Stored data entries
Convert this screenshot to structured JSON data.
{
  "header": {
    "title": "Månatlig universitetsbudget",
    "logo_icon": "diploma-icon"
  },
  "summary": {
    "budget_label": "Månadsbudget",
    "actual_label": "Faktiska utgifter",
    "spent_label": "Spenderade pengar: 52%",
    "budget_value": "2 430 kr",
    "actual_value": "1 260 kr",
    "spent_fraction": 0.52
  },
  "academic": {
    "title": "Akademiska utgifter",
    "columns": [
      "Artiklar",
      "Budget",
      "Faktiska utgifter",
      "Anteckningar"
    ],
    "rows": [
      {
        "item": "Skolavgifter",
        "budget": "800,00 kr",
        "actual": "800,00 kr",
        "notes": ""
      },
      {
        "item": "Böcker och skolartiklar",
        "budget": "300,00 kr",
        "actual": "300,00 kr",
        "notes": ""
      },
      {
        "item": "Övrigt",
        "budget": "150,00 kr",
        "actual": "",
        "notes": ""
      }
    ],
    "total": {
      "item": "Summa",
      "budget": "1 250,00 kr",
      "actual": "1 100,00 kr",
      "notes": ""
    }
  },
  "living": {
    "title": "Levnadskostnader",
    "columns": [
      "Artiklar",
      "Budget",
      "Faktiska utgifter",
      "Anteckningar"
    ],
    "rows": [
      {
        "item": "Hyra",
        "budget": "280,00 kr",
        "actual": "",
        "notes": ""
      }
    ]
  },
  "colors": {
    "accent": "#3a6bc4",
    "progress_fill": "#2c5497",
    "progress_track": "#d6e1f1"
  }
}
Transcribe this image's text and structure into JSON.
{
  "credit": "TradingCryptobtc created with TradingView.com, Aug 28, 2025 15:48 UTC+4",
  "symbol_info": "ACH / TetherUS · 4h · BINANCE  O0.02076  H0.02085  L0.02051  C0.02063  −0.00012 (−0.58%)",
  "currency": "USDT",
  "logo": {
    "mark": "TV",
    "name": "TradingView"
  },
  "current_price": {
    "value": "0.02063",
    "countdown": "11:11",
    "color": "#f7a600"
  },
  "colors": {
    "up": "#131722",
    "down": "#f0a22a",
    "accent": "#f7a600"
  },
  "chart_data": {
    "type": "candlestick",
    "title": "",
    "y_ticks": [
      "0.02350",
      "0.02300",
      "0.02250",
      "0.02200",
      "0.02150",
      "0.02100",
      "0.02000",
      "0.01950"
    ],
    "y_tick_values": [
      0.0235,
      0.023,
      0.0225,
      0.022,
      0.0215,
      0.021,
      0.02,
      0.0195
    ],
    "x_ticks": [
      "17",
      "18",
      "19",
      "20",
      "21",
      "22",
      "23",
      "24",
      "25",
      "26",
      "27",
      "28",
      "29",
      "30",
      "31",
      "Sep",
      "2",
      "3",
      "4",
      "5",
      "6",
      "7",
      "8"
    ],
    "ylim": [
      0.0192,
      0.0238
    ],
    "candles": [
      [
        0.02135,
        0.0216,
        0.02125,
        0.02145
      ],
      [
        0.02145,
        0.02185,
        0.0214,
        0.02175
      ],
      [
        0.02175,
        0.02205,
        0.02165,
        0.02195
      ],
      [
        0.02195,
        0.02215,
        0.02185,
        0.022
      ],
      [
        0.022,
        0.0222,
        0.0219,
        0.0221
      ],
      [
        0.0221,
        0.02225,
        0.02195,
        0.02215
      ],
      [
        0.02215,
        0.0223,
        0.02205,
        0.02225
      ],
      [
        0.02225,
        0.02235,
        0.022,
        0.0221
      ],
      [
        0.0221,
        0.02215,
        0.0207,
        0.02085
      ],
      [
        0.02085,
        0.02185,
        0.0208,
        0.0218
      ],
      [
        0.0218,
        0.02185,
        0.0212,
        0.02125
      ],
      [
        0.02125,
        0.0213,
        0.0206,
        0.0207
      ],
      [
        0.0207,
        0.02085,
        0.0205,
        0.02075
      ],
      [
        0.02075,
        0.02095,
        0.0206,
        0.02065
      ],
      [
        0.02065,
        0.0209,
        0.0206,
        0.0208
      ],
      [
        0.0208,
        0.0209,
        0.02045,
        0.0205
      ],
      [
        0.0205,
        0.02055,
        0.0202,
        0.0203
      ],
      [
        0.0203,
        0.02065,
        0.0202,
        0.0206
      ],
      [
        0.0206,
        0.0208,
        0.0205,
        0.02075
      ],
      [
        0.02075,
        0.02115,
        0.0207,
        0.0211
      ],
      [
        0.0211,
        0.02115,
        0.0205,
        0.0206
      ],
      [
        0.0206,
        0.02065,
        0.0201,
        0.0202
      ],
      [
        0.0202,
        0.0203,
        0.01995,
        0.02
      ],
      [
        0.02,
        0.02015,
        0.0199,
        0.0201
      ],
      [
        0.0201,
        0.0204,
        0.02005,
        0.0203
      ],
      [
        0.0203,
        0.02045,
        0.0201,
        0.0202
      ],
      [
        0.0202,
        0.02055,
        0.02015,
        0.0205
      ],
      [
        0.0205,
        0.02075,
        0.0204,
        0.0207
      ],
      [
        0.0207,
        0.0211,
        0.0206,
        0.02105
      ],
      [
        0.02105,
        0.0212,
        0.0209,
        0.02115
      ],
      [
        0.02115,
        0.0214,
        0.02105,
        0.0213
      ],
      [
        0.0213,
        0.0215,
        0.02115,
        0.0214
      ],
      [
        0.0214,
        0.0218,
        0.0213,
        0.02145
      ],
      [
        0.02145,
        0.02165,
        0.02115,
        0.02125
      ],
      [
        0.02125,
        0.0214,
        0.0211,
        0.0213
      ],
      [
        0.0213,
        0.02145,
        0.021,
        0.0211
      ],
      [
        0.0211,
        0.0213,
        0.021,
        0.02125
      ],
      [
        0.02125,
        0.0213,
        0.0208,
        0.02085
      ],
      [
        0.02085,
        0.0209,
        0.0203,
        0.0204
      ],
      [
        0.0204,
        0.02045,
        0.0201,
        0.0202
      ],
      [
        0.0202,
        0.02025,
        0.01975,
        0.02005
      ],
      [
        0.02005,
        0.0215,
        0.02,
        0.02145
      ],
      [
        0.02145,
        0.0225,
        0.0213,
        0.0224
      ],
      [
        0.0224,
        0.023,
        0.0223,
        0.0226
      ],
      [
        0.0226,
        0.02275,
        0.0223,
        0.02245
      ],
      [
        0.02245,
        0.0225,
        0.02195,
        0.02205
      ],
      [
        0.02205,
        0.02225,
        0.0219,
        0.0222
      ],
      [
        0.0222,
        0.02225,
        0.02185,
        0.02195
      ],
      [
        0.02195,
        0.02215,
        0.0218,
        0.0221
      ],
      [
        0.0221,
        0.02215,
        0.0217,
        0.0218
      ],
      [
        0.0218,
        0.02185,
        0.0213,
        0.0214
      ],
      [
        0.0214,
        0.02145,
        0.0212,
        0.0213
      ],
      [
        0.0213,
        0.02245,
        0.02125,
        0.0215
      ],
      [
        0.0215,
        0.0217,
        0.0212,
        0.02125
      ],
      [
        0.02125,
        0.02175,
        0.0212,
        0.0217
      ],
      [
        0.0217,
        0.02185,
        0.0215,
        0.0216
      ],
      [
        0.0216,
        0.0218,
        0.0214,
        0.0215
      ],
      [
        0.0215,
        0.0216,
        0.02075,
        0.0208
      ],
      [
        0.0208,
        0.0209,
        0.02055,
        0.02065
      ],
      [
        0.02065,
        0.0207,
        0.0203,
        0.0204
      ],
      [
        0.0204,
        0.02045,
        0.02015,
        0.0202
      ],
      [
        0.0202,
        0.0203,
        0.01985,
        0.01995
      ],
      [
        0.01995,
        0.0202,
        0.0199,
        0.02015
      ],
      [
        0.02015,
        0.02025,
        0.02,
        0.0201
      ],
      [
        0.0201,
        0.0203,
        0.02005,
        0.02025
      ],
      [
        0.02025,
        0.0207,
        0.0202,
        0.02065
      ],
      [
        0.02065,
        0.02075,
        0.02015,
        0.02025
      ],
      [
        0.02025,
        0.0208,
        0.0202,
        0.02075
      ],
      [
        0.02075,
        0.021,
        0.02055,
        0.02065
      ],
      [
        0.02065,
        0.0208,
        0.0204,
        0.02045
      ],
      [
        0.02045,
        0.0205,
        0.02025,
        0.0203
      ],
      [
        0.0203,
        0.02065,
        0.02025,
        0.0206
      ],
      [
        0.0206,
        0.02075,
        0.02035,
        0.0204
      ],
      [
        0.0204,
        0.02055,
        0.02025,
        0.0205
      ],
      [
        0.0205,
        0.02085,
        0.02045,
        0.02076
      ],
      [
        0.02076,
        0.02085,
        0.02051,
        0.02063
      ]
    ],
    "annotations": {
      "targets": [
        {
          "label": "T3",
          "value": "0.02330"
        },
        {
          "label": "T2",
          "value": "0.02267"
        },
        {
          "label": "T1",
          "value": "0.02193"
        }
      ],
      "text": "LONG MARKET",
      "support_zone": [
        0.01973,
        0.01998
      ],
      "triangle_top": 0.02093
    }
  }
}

To do: Pick every line with "TradingView" in it and copy it.

Response for this exercise:
  "credit": "TradingCryptobtc created with TradingView.com, Aug 28, 2025 15:48 UTC+4",
    "name": "TradingView"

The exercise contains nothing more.